Design A Nested Comments System - System Design

My Solution for Design a Nested Comments System with Score: 9/10

by serenade_xenon816

System requirements

Functional:

List functional requirements for the system (Ask the chat bot for hints if stuck.)...

A registered user can create a thread
User can comment on others thread
Any (authenticated/anonymous) user can view threads and comments of the that thread
A user can edit/delete own comment within a time window of 15mins

System Behaviour

Each comment is a parent comment
Reply to a comment forms a nested comment
System organises comments and keeping it in a hierarchical commenting system and displays in reverse chronological order. The comments are well-organised under each comment maintaining a parent-child relationship
A comment can have max 5 nested comment.
Pagination - comments are lazy loaded, stepping through 100 comments each
Users must be authenticated to comment or create a thread

Non-Functional:

List non-functional requirements for the system...

----

_EXERCISE INSTRUCTIONS_
(A) In the nested comments system design, within what time window may a user edit or delete their own comment?
(B) Continue the nested comments system design from the point where it stops.

_STORED ROWS_
----

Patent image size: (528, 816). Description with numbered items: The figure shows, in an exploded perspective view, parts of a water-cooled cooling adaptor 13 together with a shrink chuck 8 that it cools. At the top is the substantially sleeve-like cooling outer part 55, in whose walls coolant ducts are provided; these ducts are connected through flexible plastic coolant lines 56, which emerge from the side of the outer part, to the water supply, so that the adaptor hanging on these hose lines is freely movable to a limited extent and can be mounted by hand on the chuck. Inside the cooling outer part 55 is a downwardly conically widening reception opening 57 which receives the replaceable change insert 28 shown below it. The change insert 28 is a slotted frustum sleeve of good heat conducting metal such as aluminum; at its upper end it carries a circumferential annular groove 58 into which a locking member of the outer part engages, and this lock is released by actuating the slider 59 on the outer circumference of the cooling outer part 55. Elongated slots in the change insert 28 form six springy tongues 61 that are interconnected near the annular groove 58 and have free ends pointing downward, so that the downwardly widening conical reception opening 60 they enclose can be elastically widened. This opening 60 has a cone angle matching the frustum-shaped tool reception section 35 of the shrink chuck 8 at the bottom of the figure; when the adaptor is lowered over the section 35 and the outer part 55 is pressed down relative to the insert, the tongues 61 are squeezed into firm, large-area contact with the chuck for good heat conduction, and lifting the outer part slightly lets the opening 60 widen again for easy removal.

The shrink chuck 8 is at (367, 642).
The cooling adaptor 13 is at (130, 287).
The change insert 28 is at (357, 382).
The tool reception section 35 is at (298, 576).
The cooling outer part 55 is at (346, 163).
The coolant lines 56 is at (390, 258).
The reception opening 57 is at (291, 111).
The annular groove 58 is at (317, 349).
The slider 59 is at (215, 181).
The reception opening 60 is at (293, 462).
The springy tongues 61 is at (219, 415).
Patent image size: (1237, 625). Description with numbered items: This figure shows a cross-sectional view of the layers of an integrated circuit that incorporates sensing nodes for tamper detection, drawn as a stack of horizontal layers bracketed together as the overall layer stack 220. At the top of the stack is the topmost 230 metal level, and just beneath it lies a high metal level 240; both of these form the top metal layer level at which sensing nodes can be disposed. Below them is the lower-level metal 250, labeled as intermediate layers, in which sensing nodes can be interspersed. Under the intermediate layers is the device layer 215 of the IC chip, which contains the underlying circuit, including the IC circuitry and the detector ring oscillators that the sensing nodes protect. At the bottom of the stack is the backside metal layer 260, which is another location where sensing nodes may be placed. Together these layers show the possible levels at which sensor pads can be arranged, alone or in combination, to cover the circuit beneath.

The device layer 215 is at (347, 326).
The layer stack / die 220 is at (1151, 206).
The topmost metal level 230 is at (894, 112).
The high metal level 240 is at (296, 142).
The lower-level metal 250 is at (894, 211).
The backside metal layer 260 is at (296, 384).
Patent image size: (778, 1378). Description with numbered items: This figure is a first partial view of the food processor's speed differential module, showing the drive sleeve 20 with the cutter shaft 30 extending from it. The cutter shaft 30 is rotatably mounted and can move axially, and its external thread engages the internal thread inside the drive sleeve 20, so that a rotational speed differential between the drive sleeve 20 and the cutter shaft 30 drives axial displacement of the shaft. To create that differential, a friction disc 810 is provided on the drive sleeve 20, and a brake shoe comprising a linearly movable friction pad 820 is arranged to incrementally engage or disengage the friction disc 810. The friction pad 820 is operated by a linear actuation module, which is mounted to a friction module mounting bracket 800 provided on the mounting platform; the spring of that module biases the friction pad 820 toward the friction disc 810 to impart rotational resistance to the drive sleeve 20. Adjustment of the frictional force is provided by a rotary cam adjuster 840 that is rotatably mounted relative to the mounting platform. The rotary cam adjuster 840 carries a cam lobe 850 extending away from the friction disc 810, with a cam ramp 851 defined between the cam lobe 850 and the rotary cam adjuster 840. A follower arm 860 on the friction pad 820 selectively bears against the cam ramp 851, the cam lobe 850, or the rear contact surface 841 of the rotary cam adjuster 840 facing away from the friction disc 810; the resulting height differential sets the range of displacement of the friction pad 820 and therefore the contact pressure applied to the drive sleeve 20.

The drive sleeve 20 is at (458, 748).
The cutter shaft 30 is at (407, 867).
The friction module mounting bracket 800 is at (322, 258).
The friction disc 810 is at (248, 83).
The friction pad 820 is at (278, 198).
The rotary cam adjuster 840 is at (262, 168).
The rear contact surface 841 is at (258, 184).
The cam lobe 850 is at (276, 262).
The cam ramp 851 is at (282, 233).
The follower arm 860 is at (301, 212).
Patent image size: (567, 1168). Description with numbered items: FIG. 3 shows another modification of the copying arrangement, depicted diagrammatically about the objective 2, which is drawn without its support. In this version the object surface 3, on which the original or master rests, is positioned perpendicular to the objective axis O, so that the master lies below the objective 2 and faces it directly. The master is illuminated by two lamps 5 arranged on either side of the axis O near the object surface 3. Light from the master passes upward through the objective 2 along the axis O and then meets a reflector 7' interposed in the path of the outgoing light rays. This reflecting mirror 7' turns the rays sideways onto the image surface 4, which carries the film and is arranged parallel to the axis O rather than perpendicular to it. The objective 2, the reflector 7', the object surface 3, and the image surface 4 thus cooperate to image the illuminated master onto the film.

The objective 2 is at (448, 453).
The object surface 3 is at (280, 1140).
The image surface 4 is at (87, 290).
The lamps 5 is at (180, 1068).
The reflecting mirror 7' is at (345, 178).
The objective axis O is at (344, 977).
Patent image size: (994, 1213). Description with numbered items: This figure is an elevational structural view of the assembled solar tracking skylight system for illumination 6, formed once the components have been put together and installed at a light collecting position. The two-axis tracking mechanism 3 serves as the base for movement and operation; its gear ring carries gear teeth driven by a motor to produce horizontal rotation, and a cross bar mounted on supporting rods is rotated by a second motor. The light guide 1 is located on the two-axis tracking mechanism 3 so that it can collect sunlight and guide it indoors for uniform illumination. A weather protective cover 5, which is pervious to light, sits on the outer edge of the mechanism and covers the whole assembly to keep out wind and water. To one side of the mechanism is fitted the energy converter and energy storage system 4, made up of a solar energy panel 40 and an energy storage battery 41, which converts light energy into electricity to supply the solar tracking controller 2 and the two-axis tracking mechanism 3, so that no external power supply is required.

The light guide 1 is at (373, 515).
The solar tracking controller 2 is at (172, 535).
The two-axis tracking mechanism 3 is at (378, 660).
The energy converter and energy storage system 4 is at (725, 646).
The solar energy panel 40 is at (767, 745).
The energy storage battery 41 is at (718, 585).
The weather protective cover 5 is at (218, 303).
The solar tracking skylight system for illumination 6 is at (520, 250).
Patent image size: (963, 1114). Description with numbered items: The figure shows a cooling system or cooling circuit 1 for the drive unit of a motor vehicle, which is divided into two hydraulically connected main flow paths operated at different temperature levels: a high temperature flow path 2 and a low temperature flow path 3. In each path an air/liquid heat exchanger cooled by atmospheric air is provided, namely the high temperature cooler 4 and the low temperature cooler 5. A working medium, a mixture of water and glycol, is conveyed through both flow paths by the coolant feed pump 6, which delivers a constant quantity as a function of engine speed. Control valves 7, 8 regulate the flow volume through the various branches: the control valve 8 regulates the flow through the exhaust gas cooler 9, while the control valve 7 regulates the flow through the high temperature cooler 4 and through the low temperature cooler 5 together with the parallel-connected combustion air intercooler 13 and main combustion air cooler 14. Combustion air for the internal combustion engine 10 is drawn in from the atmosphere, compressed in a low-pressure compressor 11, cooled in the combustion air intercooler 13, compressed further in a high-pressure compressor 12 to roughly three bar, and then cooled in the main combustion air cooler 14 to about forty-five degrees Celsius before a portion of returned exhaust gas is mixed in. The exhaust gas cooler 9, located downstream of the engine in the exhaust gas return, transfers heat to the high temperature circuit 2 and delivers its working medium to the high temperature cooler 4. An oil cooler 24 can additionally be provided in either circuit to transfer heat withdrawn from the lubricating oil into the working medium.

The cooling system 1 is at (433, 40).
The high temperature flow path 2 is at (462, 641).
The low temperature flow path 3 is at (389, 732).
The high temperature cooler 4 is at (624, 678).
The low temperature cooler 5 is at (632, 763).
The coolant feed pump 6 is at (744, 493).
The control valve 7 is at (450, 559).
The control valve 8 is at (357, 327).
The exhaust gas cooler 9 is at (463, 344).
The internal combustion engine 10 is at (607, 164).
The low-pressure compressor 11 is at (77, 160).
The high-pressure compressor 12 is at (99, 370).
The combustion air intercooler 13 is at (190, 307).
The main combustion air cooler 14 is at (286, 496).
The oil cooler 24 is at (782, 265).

----

_RESULTS FOR EACH TASK_
(A) Within 15 minutes.

(B)
Threads and its comments are rendered within 200ms
System scales to 100 thousands of threads and its comments
Data consistency - the comments should appear in reverse chronological order. the comments might appear with a delay but this eventual consistency is acceptable
Security - only authenticated users can post comments. Comments are moderated to avoid false language, sanitised to prevent XSS vulnerabilities

CAP

System prioritises availability more than consistency. The comments may appear a bit later but system is available for reads and commenting

Capacity estimation

Estimate the scale of the system you are going to design...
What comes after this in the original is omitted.